:: STORED RECORDS ::
###

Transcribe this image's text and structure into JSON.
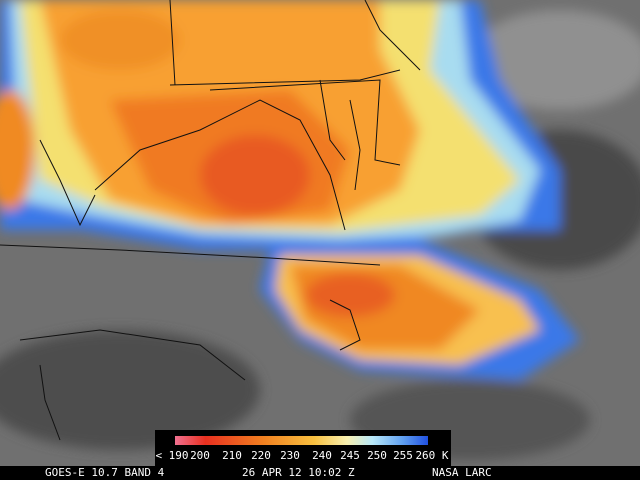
{
  "colorbar": {
    "labels": [
      "< 190",
      "200",
      "210",
      "220",
      "230",
      "240",
      "245",
      "250",
      "255",
      "260 K"
    ]
  },
  "footer": {
    "satellite": "GOES-E 10.7 BAND 4",
    "time": "26 APR 12 10:02 Z",
    "source": "NASA LARC"
  }
}
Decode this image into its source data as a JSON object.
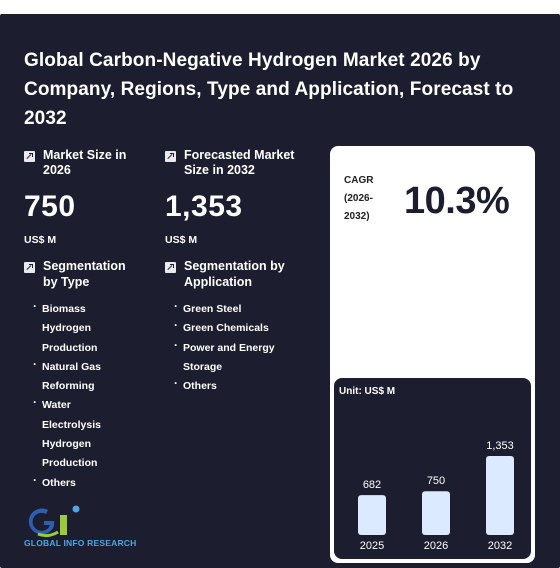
{
  "title": "Global Carbon-Negative Hydrogen Market 2026 by Company, Regions, Type and Application, Forecast to 2032",
  "market_size": {
    "label": "Market Size in 2026",
    "value": "750",
    "unit": "US$ M"
  },
  "forecast_size": {
    "label": "Forecasted Market Size in 2032",
    "value": "1,353",
    "unit": "US$ M"
  },
  "seg_type": {
    "label": "Segmentation by Type",
    "items": [
      "Biomass Hydrogen Production",
      "Natural Gas Reforming",
      "Water Electrolysis Hydrogen Production",
      "Others"
    ]
  },
  "seg_app": {
    "label": "Segmentation by Application",
    "items": [
      "Green Steel",
      "Green Chemicals",
      "Power and Energy Storage",
      "Others"
    ]
  },
  "cagr": {
    "label": "CAGR (2026-2032)",
    "value": "10.3%"
  },
  "logo_text": "GLOBAL INFO RESEARCH",
  "colors": {
    "background": "#1c1d2e",
    "bar": "#dbeafe",
    "logo": "#4ca7e8"
  },
  "chart_data": {
    "type": "bar",
    "unit_label": "Unit: US$ M",
    "categories": [
      "2025",
      "2026",
      "2032"
    ],
    "values": [
      682,
      750,
      1353
    ],
    "value_labels": [
      "682",
      "750",
      "1,353"
    ]
  }
}
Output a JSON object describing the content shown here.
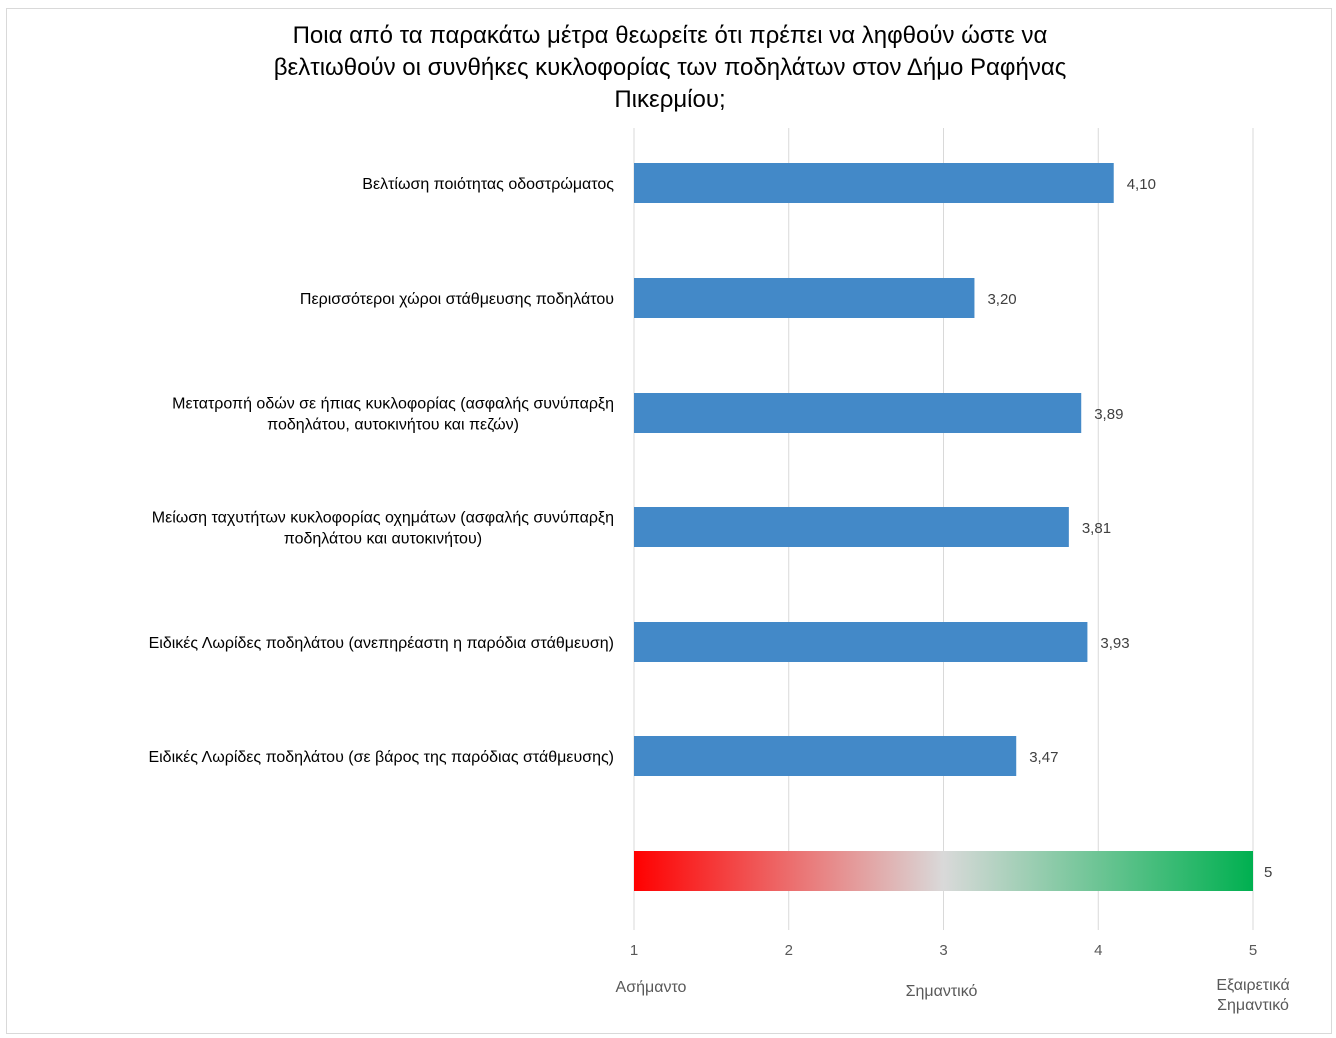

###

Filter the entries down to the lines containing "this". Copy each of those lines.

Transcribe this image's text and structure into JSON.
Decode this image into its source data as a JSON object.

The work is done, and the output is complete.